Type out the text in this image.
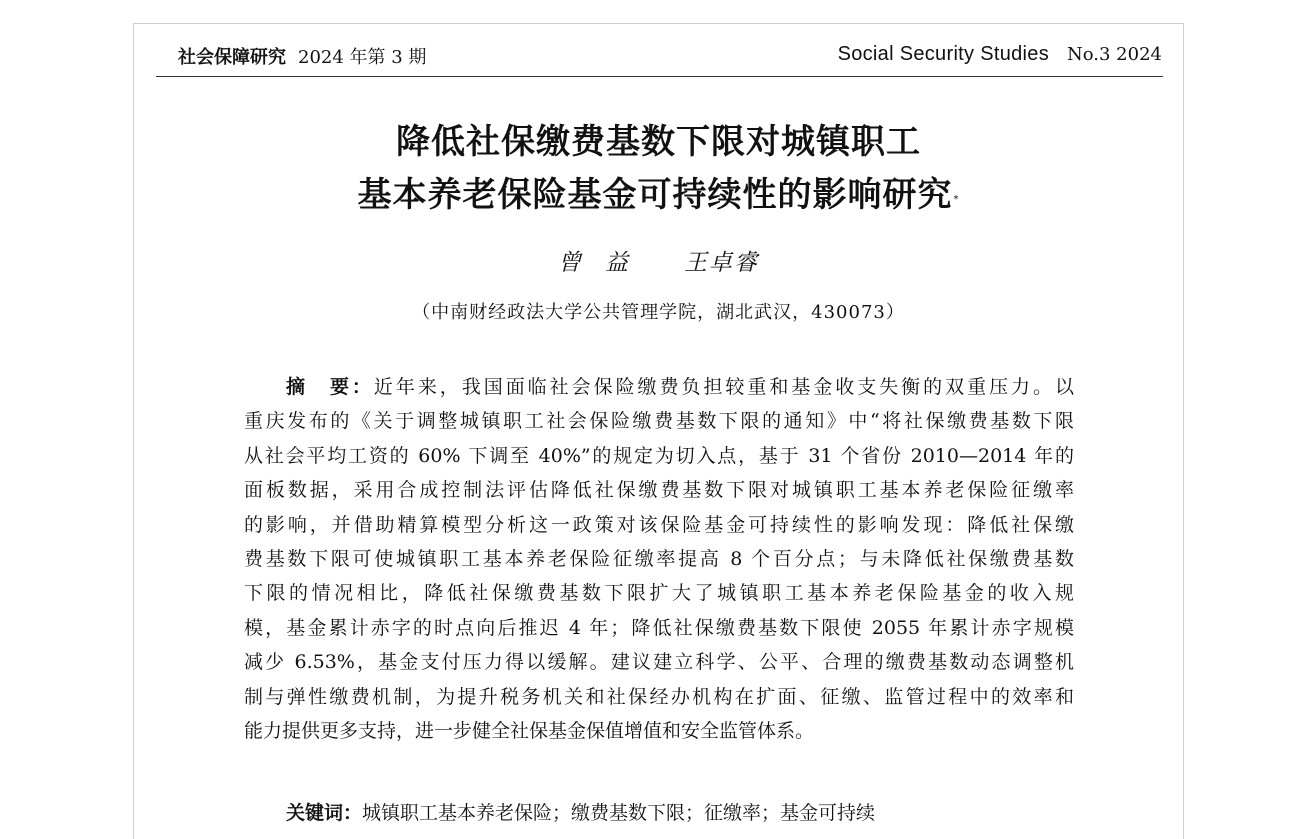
社会保障研究 2024 年第 3 期	Social Security Studies No.3 2024
降低社保缴费基数下限对城镇职工
基本养老保险基金可持续性的影响研究*
曾益 王卓睿
（中南财经政法大学公共管理学院，湖北武汉，430073）
摘　要：近年来，我国面临社会保险缴费负担较重和基金收支失衡的双重压力。以
重庆发布的《关于调整城镇职工社会保险缴费基数下限的通知》中“将社保缴费基数下限
从社会平均工资的 60% 下调至 40%”的规定为切入点，基于 31 个省份 2010—2014 年的
面板数据，采用合成控制法评估降低社保缴费基数下限对城镇职工基本养老保险征缴率
的影响，并借助精算模型分析这一政策对该保险基金可持续性的影响发现：降低社保缴
费基数下限可使城镇职工基本养老保险征缴率提高 8 个百分点；与未降低社保缴费基数
下限的情况相比，降低社保缴费基数下限扩大了城镇职工基本养老保险基金的收入规
模，基金累计赤字的时点向后推迟 4 年；降低社保缴费基数下限使 2055 年累计赤字规模
减少 6.53%，基金支付压力得以缓解。建议建立科学、公平、合理的缴费基数动态调整机
制与弹性缴费机制，为提升税务机关和社保经办机构在扩面、征缴、监管过程中的效率和
能力提供更多支持，进一步健全社保基金保值增值和安全监管体系。
关键词：城镇职工基本养老保险；缴费基数下限；征缴率；基金可持续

* _AIM OF THE EXERCISE_: The pictures should not appear in the copy; every other part of the records above must be returned exactly.

* _RESULT_:
Type out the text in this image.
社会保障研究 2024 年第 3 期	Social Security Studies No.3 2024
降低社保缴费基数下限对城镇职工
基本养老保险基金可持续性的影响研究*
曾益 王卓睿
（中南财经政法大学公共管理学院，湖北武汉，430073）
摘　要：近年来，我国面临社会保险缴费负担较重和基金收支失衡的双重压力。以
重庆发布的《关于调整城镇职工社会保险缴费基数下限的通知》中“将社保缴费基数下限
从社会平均工资的 60% 下调至 40%”的规定为切入点，基于 31 个省份 2010—2014 年的
面板数据，采用合成控制法评估降低社保缴费基数下限对城镇职工基本养老保险征缴率
的影响，并借助精算模型分析这一政策对该保险基金可持续性的影响发现：降低社保缴
费基数下限可使城镇职工基本养老保险征缴率提高 8 个百分点；与未降低社保缴费基数
下限的情况相比，降低社保缴费基数下限扩大了城镇职工基本养老保险基金的收入规
模，基金累计赤字的时点向后推迟 4 年；降低社保缴费基数下限使 2055 年累计赤字规模
减少 6.53%，基金支付压力得以缓解。建议建立科学、公平、合理的缴费基数动态调整机
制与弹性缴费机制，为提升税务机关和社保经办机构在扩面、征缴、监管过程中的效率和
能力提供更多支持，进一步健全社保基金保值增值和安全监管体系。
关键词：城镇职工基本养老保险；缴费基数下限；征缴率；基金可持续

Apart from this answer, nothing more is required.